*Given task*
Repeat each line of the material below exactly as it appears, minus any pictures.

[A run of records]

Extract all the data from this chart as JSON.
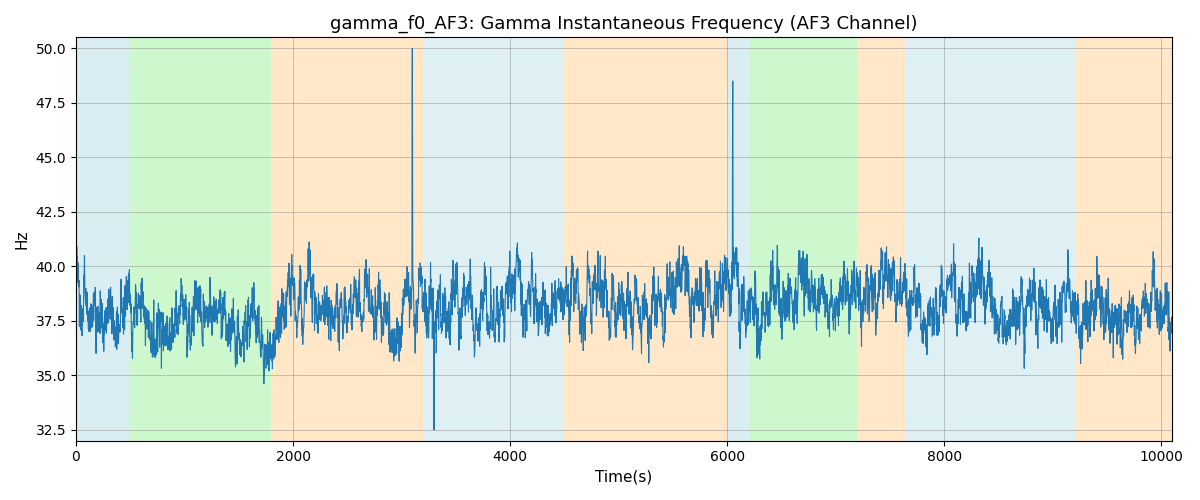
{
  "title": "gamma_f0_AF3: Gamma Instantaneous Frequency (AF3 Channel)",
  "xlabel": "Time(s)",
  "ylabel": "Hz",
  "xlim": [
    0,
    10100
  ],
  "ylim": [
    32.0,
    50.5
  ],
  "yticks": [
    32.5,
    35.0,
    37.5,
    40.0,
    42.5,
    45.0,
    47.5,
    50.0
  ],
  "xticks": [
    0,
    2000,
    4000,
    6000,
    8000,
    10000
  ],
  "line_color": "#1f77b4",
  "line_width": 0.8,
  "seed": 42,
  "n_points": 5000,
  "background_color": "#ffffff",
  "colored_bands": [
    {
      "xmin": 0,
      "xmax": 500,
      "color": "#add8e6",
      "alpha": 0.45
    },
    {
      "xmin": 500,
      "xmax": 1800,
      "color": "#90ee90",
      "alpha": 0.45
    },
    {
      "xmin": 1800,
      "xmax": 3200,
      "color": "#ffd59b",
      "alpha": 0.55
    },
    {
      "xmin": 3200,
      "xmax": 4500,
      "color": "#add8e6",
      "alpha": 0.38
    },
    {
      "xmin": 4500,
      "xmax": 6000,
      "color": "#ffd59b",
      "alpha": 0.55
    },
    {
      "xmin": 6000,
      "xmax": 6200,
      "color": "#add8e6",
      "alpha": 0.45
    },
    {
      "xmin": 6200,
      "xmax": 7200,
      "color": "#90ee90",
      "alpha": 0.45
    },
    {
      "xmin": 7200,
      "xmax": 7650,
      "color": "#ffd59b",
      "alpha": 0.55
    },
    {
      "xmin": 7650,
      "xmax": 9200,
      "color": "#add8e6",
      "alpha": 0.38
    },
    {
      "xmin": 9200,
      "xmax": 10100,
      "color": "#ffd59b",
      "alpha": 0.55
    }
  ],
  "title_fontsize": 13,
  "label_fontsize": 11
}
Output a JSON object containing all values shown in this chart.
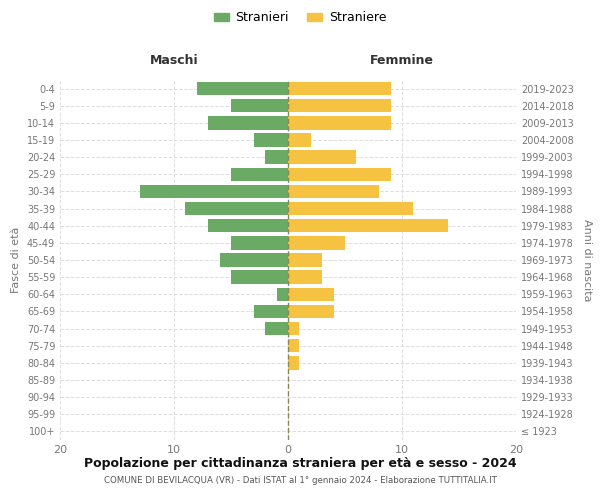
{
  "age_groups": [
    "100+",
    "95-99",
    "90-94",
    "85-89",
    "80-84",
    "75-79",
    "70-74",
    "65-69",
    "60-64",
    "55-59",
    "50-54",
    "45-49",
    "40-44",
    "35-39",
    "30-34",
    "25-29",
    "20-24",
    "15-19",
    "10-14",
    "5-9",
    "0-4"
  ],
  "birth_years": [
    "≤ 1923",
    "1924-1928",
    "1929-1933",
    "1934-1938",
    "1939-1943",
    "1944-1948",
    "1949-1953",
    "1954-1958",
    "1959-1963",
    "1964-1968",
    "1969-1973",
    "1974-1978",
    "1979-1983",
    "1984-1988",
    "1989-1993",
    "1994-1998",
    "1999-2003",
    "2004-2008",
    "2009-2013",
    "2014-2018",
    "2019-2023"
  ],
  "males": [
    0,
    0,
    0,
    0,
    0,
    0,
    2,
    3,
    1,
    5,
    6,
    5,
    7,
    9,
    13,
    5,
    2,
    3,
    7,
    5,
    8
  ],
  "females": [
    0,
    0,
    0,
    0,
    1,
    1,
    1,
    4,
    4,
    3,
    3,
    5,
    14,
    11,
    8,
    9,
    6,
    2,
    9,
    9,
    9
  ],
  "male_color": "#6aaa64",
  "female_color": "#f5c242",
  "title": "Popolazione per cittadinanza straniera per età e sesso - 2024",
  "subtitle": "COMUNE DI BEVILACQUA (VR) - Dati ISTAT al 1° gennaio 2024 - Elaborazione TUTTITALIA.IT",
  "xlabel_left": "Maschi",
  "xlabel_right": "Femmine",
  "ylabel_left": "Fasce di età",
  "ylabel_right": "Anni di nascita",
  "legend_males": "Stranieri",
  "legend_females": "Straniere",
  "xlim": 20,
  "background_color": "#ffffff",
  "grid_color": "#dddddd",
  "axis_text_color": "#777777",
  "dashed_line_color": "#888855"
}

*Response below*
Extract all the data from this chart as JSON.
{
  "title": "gamma_f0_AF3: Gamma Instantaneous Frequency (AF3 Channel)",
  "xlabel": "Time(s)",
  "ylabel": "Hz",
  "xlim": [
    0,
    10100
  ],
  "ylim": [
    32.0,
    50.5
  ],
  "yticks": [
    32.5,
    35.0,
    37.5,
    40.0,
    42.5,
    45.0,
    47.5,
    50.0
  ],
  "xticks": [
    0,
    2000,
    4000,
    6000,
    8000,
    10000
  ],
  "line_color": "#1f77b4",
  "line_width": 0.8,
  "seed": 42,
  "n_points": 5000,
  "background_color": "#ffffff",
  "colored_bands": [
    {
      "xmin": 0,
      "xmax": 500,
      "color": "#add8e6",
      "alpha": 0.45
    },
    {
      "xmin": 500,
      "xmax": 1800,
      "color": "#90ee90",
      "alpha": 0.45
    },
    {
      "xmin": 1800,
      "xmax": 3200,
      "color": "#ffd59b",
      "alpha": 0.55
    },
    {
      "xmin": 3200,
      "xmax": 4500,
      "color": "#add8e6",
      "alpha": 0.38
    },
    {
      "xmin": 4500,
      "xmax": 6000,
      "color": "#ffd59b",
      "alpha": 0.55
    },
    {
      "xmin": 6000,
      "xmax": 6200,
      "color": "#add8e6",
      "alpha": 0.45
    },
    {
      "xmin": 6200,
      "xmax": 7200,
      "color": "#90ee90",
      "alpha": 0.45
    },
    {
      "xmin": 7200,
      "xmax": 7650,
      "color": "#ffd59b",
      "alpha": 0.55
    },
    {
      "xmin": 7650,
      "xmax": 9200,
      "color": "#add8e6",
      "alpha": 0.38
    },
    {
      "xmin": 9200,
      "xmax": 10100,
      "color": "#ffd59b",
      "alpha": 0.55
    }
  ],
  "title_fontsize": 13,
  "label_fontsize": 11
}
Output a JSON object containing all values shown in this chart.
{
  "age_groups": [
    "100+",
    "95-99",
    "90-94",
    "85-89",
    "80-84",
    "75-79",
    "70-74",
    "65-69",
    "60-64",
    "55-59",
    "50-54",
    "45-49",
    "40-44",
    "35-39",
    "30-34",
    "25-29",
    "20-24",
    "15-19",
    "10-14",
    "5-9",
    "0-4"
  ],
  "birth_years": [
    "≤ 1923",
    "1924-1928",
    "1929-1933",
    "1934-1938",
    "1939-1943",
    "1944-1948",
    "1949-1953",
    "1954-1958",
    "1959-1963",
    "1964-1968",
    "1969-1973",
    "1974-1978",
    "1979-1983",
    "1984-1988",
    "1989-1993",
    "1994-1998",
    "1999-2003",
    "2004-2008",
    "2009-2013",
    "2014-2018",
    "2019-2023"
  ],
  "males": [
    0,
    0,
    0,
    0,
    0,
    0,
    2,
    3,
    1,
    5,
    6,
    5,
    7,
    9,
    13,
    5,
    2,
    3,
    7,
    5,
    8
  ],
  "females": [
    0,
    0,
    0,
    0,
    1,
    1,
    1,
    4,
    4,
    3,
    3,
    5,
    14,
    11,
    8,
    9,
    6,
    2,
    9,
    9,
    9
  ],
  "male_color": "#6aaa64",
  "female_color": "#f5c242",
  "title": "Popolazione per cittadinanza straniera per età e sesso - 2024",
  "subtitle": "COMUNE DI BEVILACQUA (VR) - Dati ISTAT al 1° gennaio 2024 - Elaborazione TUTTITALIA.IT",
  "xlabel_left": "Maschi",
  "xlabel_right": "Femmine",
  "ylabel_left": "Fasce di età",
  "ylabel_right": "Anni di nascita",
  "legend_males": "Stranieri",
  "legend_females": "Straniere",
  "xlim": 20,
  "background_color": "#ffffff",
  "grid_color": "#dddddd",
  "axis_text_color": "#777777",
  "dashed_line_color": "#888855"
}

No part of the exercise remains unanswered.